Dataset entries
□ □ □

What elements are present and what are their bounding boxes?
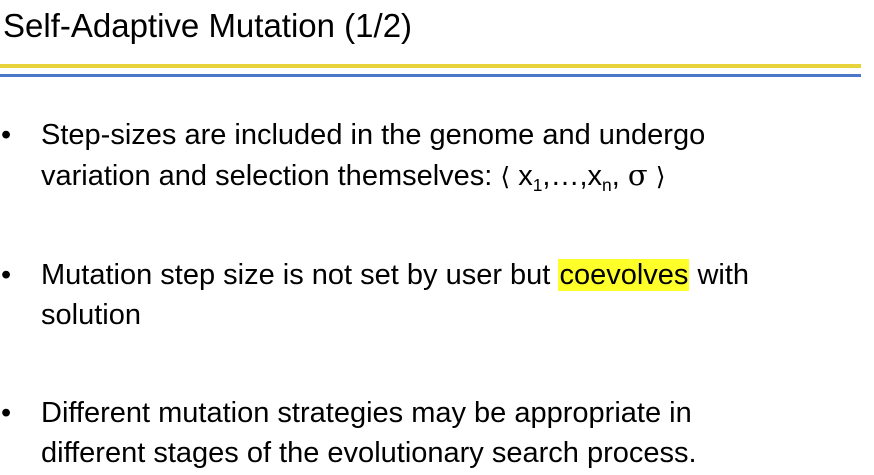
bullet-line — [41, 255, 874, 295]
bullet-item-strategies — [0, 393, 874, 473]
bullet-marker: • — [1, 259, 12, 291]
var-x: x — [587, 160, 603, 192]
bullet-text: Mutation step size is not set by user but — [41, 259, 559, 291]
genome-notation — [500, 158, 666, 196]
bullet-text: with — [689, 259, 750, 291]
bullet-line: Step-sizes are included in the genome and undergo — [41, 119, 706, 151]
bullet-marker: • — [1, 119, 12, 151]
angle-close: ⟩ — [655, 162, 666, 191]
subscript-n: n — [602, 175, 612, 196]
highlighted-word: coevolves — [559, 259, 689, 291]
ellipsis: ,…, — [542, 160, 588, 192]
bullet-text: variation and selection themselves: — [41, 160, 501, 192]
sigma-symbol: σ — [627, 158, 648, 192]
bullet-item-coevolves — [0, 255, 874, 335]
bullet-line: different stages of the evolutionary search process. — [41, 437, 697, 469]
var-x: x — [518, 160, 533, 192]
angle-open: ⟨ — [500, 162, 511, 191]
bullet-marker: • — [1, 397, 12, 429]
bullet-item-genome — [0, 115, 874, 197]
subscript-1: 1 — [532, 175, 543, 196]
slide-title: Self-Adaptive Mutation (1/2) — [3, 7, 413, 44]
title-rule-blue — [0, 74, 861, 77]
bullet-list — [0, 115, 874, 473]
bullet-line: solution — [41, 299, 141, 331]
bullet-line: Different mutation strategies may be appropriate in — [41, 397, 692, 429]
title-rule-yellow — [0, 64, 861, 68]
comma: , — [611, 160, 628, 192]
bullet-line — [41, 155, 874, 197]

□ □ □

### What is being asked
Among the lines of the data above, find those with the word "rule" and show them.

### Result for this task
title-rule-blue — [0, 74, 861, 77]
title-rule-yellow — [0, 64, 861, 68]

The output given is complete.